**What needs to be done:** Leave out the pictures and copy every record exactly.

**Data to process:**
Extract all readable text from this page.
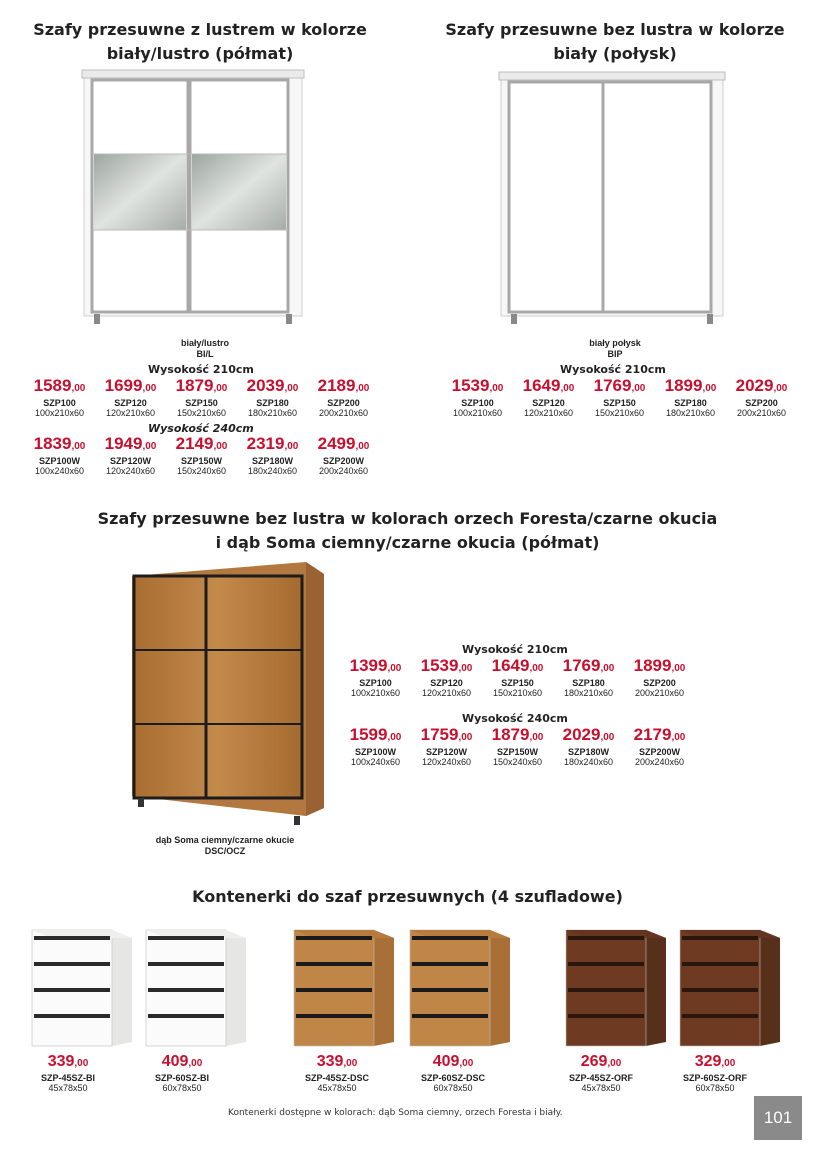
Szafy przesuwne z lustrem w kolorze
biały/lustro (półmat)
biały/lustro
BI/L
Wysokość 210cm
1589,00
SZP100
100x210x60
1699,00
SZP120
120x210x60
1879,00
SZP150
150x210x60
2039,00
SZP180
180x210x60
2189,00
SZP200
200x210x60
Wysokość 240cm
1839,00
SZP100W
100x240x60
1949,00
SZP120W
120x240x60
2149,00
SZP150W
150x240x60
2319,00
SZP180W
180x240x60
2499,00
SZP200W
200x240x60
Szafy przesuwne bez lustra w kolorze
biały (połysk)
biały połysk
BIP
Wysokość 210cm
1539,00
SZP100
100x210x60
1649,00
SZP120
120x210x60
1769,00
SZP150
150x210x60
1899,00
SZP180
180x210x60
2029,00
SZP200
200x210x60
Szafy przesuwne bez lustra w kolorach orzech Foresta/czarne okucia
i dąb Soma ciemny/czarne okucia (półmat)
dąb Soma ciemny/czarne okucie
DSC/OCZ
Wysokość 210cm
1399,00
SZP100
100x210x60
1539,00
SZP120
120x210x60
1649,00
SZP150
150x210x60
1769,00
SZP180
180x210x60
1899,00
SZP200
200x210x60
Wysokość 240cm
1599,00
SZP100W
100x240x60
1759,00
SZP120W
120x240x60
1879,00
SZP150W
150x240x60
2029,00
SZP180W
180x240x60
2179,00
SZP200W
200x240x60
Kontenerki do szaf przesuwnych (4 szufladowe)
339,00
SZP-45SZ-BI
45x78x50
409,00
SZP-60SZ-BI
60x78x50
339,00
SZP-45SZ-DSC
45x78x50
409,00
SZP-60SZ-DSC
60x78x50
269,00
SZP-45SZ-ORF
45x78x50
329,00
SZP-60SZ-ORF
60x78x50
Kontenerki dostępne w kolorach: dąb Soma ciemny, orzech Foresta i biały.	101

**Full output:**
Extract all readable text from this page.
Szafy przesuwne z lustrem w kolorze
biały/lustro (półmat)
biały/lustro
BI/L
Wysokość 210cm
1589,00
SZP100
100x210x60
1699,00
SZP120
120x210x60
1879,00
SZP150
150x210x60
2039,00
SZP180
180x210x60
2189,00
SZP200
200x210x60
Wysokość 240cm
1839,00
SZP100W
100x240x60
1949,00
SZP120W
120x240x60
2149,00
SZP150W
150x240x60
2319,00
SZP180W
180x240x60
2499,00
SZP200W
200x240x60
Szafy przesuwne bez lustra w kolorze
biały (połysk)
biały połysk
BIP
Wysokość 210cm
1539,00
SZP100
100x210x60
1649,00
SZP120
120x210x60
1769,00
SZP150
150x210x60
1899,00
SZP180
180x210x60
2029,00
SZP200
200x210x60
Szafy przesuwne bez lustra w kolorach orzech Foresta/czarne okucia
i dąb Soma ciemny/czarne okucia (półmat)
dąb Soma ciemny/czarne okucie
DSC/OCZ
Wysokość 210cm
1399,00
SZP100
100x210x60
1539,00
SZP120
120x210x60
1649,00
SZP150
150x210x60
1769,00
SZP180
180x210x60
1899,00
SZP200
200x210x60
Wysokość 240cm
1599,00
SZP100W
100x240x60
1759,00
SZP120W
120x240x60
1879,00
SZP150W
150x240x60
2029,00
SZP180W
180x240x60
2179,00
SZP200W
200x240x60
Kontenerki do szaf przesuwnych (4 szufladowe)
339,00
SZP-45SZ-BI
45x78x50
409,00
SZP-60SZ-BI
60x78x50
339,00
SZP-45SZ-DSC
45x78x50
409,00
SZP-60SZ-DSC
60x78x50
269,00
SZP-45SZ-ORF
45x78x50
329,00
SZP-60SZ-ORF
60x78x50
Kontenerki dostępne w kolorach: dąb Soma ciemny, orzech Foresta i biały.	101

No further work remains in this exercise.